Reproduce the listing below in its entirety. Change nothing.
╭─ Material provided
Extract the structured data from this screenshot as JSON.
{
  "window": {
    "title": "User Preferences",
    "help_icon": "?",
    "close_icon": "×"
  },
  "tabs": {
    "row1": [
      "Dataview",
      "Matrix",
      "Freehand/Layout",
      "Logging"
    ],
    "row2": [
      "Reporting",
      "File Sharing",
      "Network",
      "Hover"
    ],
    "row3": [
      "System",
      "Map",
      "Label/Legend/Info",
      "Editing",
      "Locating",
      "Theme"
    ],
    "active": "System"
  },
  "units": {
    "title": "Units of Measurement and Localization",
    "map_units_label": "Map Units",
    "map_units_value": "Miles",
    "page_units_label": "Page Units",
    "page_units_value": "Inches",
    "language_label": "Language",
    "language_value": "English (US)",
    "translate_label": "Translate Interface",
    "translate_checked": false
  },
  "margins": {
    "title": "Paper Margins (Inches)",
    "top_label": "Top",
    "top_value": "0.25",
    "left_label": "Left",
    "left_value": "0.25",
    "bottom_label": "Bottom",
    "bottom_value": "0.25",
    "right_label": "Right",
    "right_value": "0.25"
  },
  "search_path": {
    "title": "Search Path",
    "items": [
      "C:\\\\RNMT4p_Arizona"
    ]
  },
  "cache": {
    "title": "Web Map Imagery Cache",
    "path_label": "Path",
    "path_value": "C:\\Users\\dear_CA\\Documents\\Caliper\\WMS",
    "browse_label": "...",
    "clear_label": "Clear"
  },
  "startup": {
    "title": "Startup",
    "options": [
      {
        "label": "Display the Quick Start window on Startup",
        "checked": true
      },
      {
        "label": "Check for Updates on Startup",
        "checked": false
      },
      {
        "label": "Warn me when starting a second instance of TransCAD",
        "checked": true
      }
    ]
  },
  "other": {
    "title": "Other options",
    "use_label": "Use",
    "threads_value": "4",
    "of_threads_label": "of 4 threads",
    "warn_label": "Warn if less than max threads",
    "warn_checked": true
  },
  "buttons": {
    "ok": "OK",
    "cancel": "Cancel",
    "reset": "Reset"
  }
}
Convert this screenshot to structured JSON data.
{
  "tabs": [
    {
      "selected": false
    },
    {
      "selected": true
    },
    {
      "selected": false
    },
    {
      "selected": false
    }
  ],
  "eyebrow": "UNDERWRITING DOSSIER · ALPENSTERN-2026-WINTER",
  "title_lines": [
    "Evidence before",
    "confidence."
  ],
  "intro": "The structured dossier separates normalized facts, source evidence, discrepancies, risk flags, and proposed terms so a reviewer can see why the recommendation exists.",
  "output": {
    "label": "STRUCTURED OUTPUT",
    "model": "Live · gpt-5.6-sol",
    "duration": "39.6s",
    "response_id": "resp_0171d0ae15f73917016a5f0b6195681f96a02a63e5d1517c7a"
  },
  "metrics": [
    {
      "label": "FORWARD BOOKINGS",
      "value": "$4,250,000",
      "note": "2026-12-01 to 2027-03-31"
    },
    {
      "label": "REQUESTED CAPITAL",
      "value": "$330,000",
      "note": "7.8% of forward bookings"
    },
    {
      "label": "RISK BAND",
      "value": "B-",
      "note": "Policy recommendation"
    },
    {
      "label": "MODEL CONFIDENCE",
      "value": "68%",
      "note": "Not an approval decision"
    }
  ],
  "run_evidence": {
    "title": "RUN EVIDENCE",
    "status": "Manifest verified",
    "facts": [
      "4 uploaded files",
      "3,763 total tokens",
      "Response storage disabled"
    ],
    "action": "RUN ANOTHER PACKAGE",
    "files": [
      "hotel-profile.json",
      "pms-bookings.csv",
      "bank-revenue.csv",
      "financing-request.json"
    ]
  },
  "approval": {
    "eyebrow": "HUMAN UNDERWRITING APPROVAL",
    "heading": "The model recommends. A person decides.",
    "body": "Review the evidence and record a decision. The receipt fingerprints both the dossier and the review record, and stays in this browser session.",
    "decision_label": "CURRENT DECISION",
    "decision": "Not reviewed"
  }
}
╰─
**Solved problem:**
Extract the structured data from this screenshot as JSON.
{
  "window": {
    "title": "User Preferences",
    "help_icon": "?",
    "close_icon": "×"
  },
  "tabs": {
    "row1": [
      "Dataview",
      "Matrix",
      "Freehand/Layout",
      "Logging"
    ],
    "row2": [
      "Reporting",
      "File Sharing",
      "Network",
      "Hover"
    ],
    "row3": [
      "System",
      "Map",
      "Label/Legend/Info",
      "Editing",
      "Locating",
      "Theme"
    ],
    "active": "System"
  },
  "units": {
    "title": "Units of Measurement and Localization",
    "map_units_label": "Map Units",
    "map_units_value": "Miles",
    "page_units_label": "Page Units",
    "page_units_value": "Inches",
    "language_label": "Language",
    "language_value": "English (US)",
    "translate_label": "Translate Interface",
    "translate_checked": false
  },
  "margins": {
    "title": "Paper Margins (Inches)",
    "top_label": "Top",
    "top_value": "0.25",
    "left_label": "Left",
    "left_value": "0.25",
    "bottom_label": "Bottom",
    "bottom_value": "0.25",
    "right_label": "Right",
    "right_value": "0.25"
  },
  "search_path": {
    "title": "Search Path",
    "items": [
      "C:\\\\RNMT4p_Arizona"
    ]
  },
  "cache": {
    "title": "Web Map Imagery Cache",
    "path_label": "Path",
    "path_value": "C:\\Users\\dear_CA\\Documents\\Caliper\\WMS",
    "browse_label": "...",
    "clear_label": "Clear"
  },
  "startup": {
    "title": "Startup",
    "options": [
      {
        "label": "Display the Quick Start window on Startup",
        "checked": true
      },
      {
        "label": "Check for Updates on Startup",
        "checked": false
      },
      {
        "label": "Warn me when starting a second instance of TransCAD",
        "checked": true
      }
    ]
  },
  "other": {
    "title": "Other options",
    "use_label": "Use",
    "threads_value": "4",
    "of_threads_label": "of 4 threads",
    "warn_label": "Warn if less than max threads",
    "warn_checked": true
  },
  "buttons": {
    "ok": "OK",
    "cancel": "Cancel",
    "reset": "Reset"
  }
}
Convert this screenshot to structured JSON data.
{
  "tabs": [
    {
      "selected": false
    },
    {
      "selected": true
    },
    {
      "selected": false
    },
    {
      "selected": false
    }
  ],
  "eyebrow": "UNDERWRITING DOSSIER · ALPENSTERN-2026-WINTER",
  "title_lines": [
    "Evidence before",
    "confidence."
  ],
  "intro": "The structured dossier separates normalized facts, source evidence, discrepancies, risk flags, and proposed terms so a reviewer can see why the recommendation exists.",
  "output": {
    "label": "STRUCTURED OUTPUT",
    "model": "Live · gpt-5.6-sol",
    "duration": "39.6s",
    "response_id": "resp_0171d0ae15f73917016a5f0b6195681f96a02a63e5d1517c7a"
  },
  "metrics": [
    {
      "label": "FORWARD BOOKINGS",
      "value": "$4,250,000",
      "note": "2026-12-01 to 2027-03-31"
    },
    {
      "label": "REQUESTED CAPITAL",
      "value": "$330,000",
      "note": "7.8% of forward bookings"
    },
    {
      "label": "RISK BAND",
      "value": "B-",
      "note": "Policy recommendation"
    },
    {
      "label": "MODEL CONFIDENCE",
      "value": "68%",
      "note": "Not an approval decision"
    }
  ],
  "run_evidence": {
    "title": "RUN EVIDENCE",
    "status": "Manifest verified",
    "facts": [
      "4 uploaded files",
      "3,763 total tokens",
      "Response storage disabled"
    ],
    "action": "RUN ANOTHER PACKAGE",
    "files": [
      "hotel-profile.json",
      "pms-bookings.csv",
      "bank-revenue.csv",
      "financing-request.json"
    ]
  },
  "approval": {
    "eyebrow": "HUMAN UNDERWRITING APPROVAL",
    "heading": "The model recommends. A person decides.",
    "body": "Review the evidence and record a decision. The receipt fingerprints both the dossier and the review record, and stays in this browser session.",
    "decision_label": "CURRENT DECISION",
    "decision": "Not reviewed"
  }
}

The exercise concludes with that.